#### WRITTEN TASK:
Tally the lines holding "subtitle" and state only that figure.

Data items

........

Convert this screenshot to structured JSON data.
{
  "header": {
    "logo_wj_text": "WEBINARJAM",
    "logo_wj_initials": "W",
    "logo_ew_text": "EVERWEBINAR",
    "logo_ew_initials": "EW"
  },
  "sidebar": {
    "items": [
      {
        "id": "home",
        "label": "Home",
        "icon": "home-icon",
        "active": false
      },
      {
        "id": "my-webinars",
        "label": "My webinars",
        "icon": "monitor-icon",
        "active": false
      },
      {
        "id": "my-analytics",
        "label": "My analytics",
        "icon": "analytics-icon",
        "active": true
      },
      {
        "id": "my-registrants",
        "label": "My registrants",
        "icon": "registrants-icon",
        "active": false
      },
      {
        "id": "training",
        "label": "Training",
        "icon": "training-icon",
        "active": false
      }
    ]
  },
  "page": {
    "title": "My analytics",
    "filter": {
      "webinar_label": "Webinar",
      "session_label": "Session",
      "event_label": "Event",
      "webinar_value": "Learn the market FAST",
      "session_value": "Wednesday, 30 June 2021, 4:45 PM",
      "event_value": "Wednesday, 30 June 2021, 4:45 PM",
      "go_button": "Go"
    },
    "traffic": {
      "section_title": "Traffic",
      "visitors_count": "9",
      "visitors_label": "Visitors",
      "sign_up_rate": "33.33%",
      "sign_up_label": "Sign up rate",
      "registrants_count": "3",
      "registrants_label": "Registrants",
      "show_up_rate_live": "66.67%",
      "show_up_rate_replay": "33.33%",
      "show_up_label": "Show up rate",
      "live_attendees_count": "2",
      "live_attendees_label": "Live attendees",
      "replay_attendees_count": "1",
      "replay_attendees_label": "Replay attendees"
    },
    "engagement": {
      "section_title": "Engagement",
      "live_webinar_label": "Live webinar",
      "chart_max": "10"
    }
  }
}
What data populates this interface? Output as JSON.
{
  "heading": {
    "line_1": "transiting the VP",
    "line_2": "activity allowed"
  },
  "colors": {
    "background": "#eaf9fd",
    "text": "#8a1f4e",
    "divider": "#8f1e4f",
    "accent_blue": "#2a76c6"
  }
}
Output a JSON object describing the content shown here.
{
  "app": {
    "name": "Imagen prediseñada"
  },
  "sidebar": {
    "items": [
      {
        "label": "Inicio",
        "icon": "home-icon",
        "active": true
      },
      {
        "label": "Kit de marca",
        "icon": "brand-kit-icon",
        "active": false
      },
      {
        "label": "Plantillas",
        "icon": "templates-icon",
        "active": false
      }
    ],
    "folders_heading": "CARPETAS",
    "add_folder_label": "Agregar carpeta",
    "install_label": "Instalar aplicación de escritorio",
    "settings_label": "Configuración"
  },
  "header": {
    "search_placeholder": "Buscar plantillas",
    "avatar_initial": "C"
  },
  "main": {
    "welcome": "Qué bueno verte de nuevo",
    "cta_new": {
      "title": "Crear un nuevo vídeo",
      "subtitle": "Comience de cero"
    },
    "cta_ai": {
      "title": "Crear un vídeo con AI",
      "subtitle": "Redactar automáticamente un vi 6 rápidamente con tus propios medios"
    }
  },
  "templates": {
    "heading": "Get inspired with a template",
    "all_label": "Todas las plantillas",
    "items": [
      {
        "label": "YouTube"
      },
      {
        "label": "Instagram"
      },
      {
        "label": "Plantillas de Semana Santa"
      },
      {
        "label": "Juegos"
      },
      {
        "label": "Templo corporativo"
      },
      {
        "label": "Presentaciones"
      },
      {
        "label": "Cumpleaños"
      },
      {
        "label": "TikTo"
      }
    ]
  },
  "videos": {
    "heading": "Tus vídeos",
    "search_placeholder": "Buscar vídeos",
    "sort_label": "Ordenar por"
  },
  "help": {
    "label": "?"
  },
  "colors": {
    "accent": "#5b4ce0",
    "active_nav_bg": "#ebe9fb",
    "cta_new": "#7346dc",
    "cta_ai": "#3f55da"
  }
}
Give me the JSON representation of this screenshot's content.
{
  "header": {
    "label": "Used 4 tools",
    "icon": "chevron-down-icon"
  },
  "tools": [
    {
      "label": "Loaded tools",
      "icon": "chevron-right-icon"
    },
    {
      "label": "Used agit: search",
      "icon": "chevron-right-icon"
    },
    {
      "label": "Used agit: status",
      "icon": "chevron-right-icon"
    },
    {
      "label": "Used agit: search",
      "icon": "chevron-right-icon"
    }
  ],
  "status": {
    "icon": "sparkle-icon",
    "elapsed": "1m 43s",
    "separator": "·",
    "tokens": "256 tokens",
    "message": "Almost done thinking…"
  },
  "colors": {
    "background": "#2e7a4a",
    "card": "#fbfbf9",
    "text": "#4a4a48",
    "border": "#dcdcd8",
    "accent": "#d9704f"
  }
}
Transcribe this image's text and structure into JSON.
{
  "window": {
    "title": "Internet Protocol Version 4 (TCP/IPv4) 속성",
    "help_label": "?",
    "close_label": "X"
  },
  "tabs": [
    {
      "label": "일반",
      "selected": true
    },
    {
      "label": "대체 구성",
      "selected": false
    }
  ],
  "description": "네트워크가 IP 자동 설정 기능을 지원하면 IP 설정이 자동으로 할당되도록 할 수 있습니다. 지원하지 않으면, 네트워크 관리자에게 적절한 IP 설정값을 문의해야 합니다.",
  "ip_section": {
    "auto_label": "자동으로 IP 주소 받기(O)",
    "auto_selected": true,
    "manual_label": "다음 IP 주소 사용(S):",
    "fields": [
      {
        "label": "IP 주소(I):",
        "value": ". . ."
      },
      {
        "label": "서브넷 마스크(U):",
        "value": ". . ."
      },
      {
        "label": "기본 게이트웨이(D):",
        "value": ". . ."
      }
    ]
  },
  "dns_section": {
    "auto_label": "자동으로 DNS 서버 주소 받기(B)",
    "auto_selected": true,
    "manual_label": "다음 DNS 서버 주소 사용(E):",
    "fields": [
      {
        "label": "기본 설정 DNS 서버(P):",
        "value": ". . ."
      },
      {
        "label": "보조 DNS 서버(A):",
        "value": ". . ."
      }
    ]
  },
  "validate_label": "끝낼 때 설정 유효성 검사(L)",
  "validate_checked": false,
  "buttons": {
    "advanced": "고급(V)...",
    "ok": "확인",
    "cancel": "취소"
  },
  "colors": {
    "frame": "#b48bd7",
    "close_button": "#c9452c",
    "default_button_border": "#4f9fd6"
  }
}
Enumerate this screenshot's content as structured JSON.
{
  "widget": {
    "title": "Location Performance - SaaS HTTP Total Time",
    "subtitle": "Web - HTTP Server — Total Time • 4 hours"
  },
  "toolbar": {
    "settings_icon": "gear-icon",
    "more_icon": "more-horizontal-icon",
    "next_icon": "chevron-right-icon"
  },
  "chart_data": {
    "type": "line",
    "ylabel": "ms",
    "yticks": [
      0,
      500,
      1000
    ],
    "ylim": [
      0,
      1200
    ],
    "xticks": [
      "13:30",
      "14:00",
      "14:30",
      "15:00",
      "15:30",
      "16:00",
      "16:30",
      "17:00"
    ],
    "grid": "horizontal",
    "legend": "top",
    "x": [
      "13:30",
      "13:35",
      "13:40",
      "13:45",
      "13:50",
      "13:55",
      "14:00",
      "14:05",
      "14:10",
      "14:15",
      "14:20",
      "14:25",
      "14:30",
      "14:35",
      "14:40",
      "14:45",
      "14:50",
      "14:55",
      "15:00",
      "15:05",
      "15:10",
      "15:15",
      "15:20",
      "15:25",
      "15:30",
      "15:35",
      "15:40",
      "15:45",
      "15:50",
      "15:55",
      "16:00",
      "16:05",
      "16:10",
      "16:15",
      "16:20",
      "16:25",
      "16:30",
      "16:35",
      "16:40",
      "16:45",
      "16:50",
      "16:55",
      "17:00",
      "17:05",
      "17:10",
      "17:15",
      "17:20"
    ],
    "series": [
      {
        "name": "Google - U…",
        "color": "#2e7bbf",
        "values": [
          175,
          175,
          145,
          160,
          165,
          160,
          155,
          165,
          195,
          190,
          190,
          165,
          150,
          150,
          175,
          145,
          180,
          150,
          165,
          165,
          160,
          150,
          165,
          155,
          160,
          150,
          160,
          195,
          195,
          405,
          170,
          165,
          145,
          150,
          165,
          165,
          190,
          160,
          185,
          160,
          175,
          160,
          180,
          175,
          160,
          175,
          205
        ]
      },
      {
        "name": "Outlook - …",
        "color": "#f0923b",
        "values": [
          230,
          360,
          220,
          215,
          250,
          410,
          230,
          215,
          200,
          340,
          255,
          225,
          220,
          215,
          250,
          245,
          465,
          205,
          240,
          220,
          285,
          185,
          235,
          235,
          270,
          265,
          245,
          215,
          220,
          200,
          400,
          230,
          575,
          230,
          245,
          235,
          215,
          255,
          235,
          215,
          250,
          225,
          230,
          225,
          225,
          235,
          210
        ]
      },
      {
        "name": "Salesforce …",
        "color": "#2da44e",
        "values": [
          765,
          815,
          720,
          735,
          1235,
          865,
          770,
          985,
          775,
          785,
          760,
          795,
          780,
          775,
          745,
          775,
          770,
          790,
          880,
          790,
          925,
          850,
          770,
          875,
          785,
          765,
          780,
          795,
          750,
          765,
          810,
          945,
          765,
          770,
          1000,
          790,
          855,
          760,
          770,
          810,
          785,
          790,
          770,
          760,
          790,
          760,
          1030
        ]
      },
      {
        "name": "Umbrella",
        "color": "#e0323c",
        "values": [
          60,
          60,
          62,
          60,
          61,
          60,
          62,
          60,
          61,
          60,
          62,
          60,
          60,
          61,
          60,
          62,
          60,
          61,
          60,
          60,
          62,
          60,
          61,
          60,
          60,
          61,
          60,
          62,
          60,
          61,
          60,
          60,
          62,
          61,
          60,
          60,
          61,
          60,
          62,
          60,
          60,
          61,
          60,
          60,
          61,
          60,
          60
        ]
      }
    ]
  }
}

........

#### OUTPUT BELOW:
3